The first
step that needs to be done is to allow for sufficient
world knowledge. To extend the world knowledge, the first
steps are to investigate on some large sets of rules specifying allowable
discourse entities we can assume are inter-inferable. The WordNet
maybe helpful for this procedure, though the problem will become strongly
related to the word sense disambiguation problem, which in itself, is already
an intricate problem. Second, the algorithm
should be scaled up to handle global discourse coherence.
The algorithm needs to somehow acknowledge the title of the text.
Conceptually, having “read” the title, the algorithm would “point” to the
corresponding set of relevant rules it derived from the WordNet and map
the noun phrases it encounters in the body of the text to the set of rules.
This would correspond to a human reading a title
and recalling some of his/her already existing knowledge on the
topic, and then relating what (s)he recalls to what (s)he would then read.
The third step involves keeping a separate
list of frequently appearing words that are
in the subject position. The more frequent a word, the higher it
is ranked in this second discourse entity list. This most highly
ranked element that matches the target referent will be the antecedent
if there is no antecedent to be found in the original discourse entity
list. I only include those words that are in the subject position
due to the strong evidence (GGG93) that the subject will be referred to
again. Since the algorithm processes the text incrementally, each
element in the second entity list will only give number of occurrences
of that element so far. But building from the fact that subject of
a sentence (the probable center of the utterance) is positioned towards
the beginning of the sentence, the key words in a document would also be
towards the beginning of the document. Thus the second entity list
should be able to provide the algorithm with a “global picture”, and so
encouraging global coherence.

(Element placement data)
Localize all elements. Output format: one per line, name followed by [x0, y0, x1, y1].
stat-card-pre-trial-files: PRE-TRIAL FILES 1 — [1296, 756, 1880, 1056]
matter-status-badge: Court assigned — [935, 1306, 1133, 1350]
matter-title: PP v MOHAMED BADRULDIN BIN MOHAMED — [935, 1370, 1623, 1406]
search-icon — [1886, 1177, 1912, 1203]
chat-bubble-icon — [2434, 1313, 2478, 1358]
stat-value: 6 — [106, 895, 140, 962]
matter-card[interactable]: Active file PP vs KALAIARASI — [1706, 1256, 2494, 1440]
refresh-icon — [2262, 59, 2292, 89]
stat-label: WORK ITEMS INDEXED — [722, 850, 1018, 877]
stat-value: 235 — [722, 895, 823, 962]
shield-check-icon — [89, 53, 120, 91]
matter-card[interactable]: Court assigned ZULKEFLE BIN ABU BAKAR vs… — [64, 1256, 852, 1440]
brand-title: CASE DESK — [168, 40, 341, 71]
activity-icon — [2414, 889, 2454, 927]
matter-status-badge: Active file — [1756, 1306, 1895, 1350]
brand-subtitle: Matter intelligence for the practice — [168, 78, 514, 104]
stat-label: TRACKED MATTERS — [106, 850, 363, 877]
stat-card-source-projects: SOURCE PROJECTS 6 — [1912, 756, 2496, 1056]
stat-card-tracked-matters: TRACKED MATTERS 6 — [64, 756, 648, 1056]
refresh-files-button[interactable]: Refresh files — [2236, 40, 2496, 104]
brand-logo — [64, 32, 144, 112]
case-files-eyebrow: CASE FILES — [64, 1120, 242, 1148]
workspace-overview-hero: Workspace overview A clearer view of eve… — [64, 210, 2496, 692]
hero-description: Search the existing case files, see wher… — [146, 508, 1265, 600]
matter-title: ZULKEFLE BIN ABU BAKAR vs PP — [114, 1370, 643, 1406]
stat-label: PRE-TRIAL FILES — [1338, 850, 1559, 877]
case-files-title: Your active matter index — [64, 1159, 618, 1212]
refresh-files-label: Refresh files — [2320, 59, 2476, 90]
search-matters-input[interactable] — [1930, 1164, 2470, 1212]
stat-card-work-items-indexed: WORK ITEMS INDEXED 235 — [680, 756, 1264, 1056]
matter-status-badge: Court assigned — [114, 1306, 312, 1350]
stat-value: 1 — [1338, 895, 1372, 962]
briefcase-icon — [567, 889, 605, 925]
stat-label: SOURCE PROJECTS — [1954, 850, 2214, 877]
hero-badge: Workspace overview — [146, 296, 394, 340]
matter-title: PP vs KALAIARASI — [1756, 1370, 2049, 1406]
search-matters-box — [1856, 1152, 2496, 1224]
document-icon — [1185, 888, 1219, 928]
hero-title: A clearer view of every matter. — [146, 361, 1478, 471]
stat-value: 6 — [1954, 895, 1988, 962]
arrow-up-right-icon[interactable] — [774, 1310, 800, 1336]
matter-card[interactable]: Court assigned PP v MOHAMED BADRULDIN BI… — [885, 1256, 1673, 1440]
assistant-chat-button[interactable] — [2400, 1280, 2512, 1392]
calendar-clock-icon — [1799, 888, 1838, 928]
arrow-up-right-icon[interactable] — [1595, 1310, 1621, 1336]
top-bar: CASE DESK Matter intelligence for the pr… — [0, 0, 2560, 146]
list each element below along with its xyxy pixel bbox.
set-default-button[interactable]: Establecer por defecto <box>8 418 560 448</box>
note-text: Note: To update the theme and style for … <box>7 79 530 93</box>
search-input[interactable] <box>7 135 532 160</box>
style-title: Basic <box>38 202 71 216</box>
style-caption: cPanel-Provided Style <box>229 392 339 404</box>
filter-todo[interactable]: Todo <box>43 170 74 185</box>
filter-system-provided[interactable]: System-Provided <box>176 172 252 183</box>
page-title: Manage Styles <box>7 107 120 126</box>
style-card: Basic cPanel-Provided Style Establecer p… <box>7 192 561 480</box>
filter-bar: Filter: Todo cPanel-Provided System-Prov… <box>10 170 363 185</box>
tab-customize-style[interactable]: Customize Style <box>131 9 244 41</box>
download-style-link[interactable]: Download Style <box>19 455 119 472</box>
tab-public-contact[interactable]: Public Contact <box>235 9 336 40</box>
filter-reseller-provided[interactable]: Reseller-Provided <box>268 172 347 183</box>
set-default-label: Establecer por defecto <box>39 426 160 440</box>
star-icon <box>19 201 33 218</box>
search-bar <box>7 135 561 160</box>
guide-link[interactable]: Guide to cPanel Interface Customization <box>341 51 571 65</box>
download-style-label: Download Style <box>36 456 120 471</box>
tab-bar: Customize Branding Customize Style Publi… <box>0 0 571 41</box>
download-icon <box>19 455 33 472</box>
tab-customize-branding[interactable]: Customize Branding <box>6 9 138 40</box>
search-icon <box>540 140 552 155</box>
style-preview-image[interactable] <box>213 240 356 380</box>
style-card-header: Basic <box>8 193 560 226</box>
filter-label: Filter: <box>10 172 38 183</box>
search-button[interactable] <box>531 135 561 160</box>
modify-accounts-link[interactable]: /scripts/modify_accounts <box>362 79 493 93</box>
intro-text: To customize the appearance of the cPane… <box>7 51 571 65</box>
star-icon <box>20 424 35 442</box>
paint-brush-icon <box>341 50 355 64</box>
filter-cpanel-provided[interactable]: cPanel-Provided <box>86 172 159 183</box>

What needs to be done
Extend the passage about scaling the discourse algorithm toward global coherence, beginning right after its final sentence.

Solved exercise
I also propose a solution
that will solve the problems arising from (a) incremental
update and (b) the noun phrase “A and B” – evoking two different
discourse entities: “A and B”, and “A” and “B”.
The idea imitates what human beings do. Humans read a sentence from
left to right, processing each word incrementally. When he encounters
one of the two situations mentioned above, he assigns
the target referent with an “unknown” tag without affecting his
big picture understanding of the document so far. With situation
(a), he knows from experience that the identity of the “unknown” tag will
be revealed later in the sentence. He will replace the tag with the
first discourse entity that satisfies the three constraints. With
situation (b), there is more freedom and the tag may never again be reassigned.
He knows that if this is the case, then it is intended by the writer and
no matter which interpretation he chooses, it will not affect his comprehension
of the document. An algorithm can imitate what a human does in situation
(a) with relative ease. And for situation (b), the algorithm must
have both interpretations ready in the discourse entity list. Their
relative order with respect to each other does not matter, since only one
will be chosen, if any.